WHAT TO DO >> Write the count of lines that contain the word "case" and nothing else.

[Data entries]
• • • • • • •

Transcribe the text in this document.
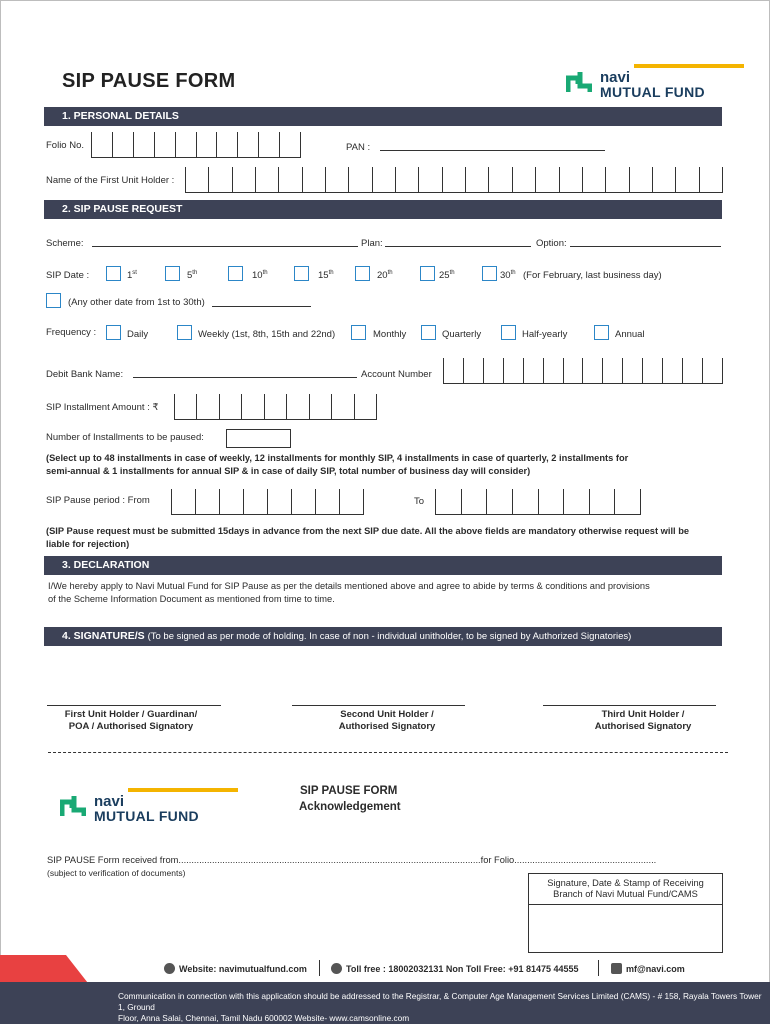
SIP PAUSE FORM	navi
MUTUAL FUND
1. PERSONAL DETAILS
Folio No.	PAN :
Name of the First Unit Holder :
2. SIP PAUSE REQUEST
Scheme:	Plan:	Option:
SIP Date :	1st	5th	10th	15th	20th	25th	30th (For February, last business day)
(Any other date from 1st to 30th)
Frequency :	Daily	Weekly (1st, 8th, 15th and 22nd)	Monthly	Quarterly	Half-yearly	Annual
Debit Bank Name:	Account Number
SIP Installment Amount : ₹
Number of Installments to be paused:
(Select up to 48 installments in case of weekly, 12 installments for monthly SIP, 4 installments in case of quarterly, 2 installments for
semi-annual & 1 installments for annual SIP & in case of daily SIP, total number of business day will consider)
SIP Pause period : From	To
(SIP Pause request must be submitted 15days in advance from the next SIP due date. All the above fields are mandatory otherwise request will be
liable for rejection)
3. DECLARATION
I/We hereby apply to Navi Mutual Fund for SIP Pause as per the details mentioned above and agree to abide by terms & conditions and provisions
of the Scheme Information Document as mentioned from time to time.
4. SIGNATURE/S (To be signed as per mode of holding. In case of non - individual unitholder, to be signed by Authorized Signatories)
First Unit Holder / Guardinan/
POA / Authorised Signatory
Second Unit Holder /
Authorised Signatory
Third Unit Holder /
Authorised Signatory
navi
MUTUAL FUND
SIP PAUSE FORM
Acknowledgement
SIP PAUSE Form received from.....................................................................................................................for Folio.......................................................
(subject to verification of documents)
Signature, Date & Stamp of Receiving
Branch of Navi Mutual Fund/CAMS
Website: navimutualfund.com	Toll free : 18002032131 Non Toll Free: +91 81475 44555	mf@navi.com
Communication in connection with this application should be addressed to the Registrar, & Computer Age Management Services Limited (CAMS) - # 158, Rayala Towers Tower 1, Ground
Floor, Anna Salai, Chennai, Tamil Nadu 600002 Website- www.camsonline.com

• • • • • • •

TASK RESULT >> 3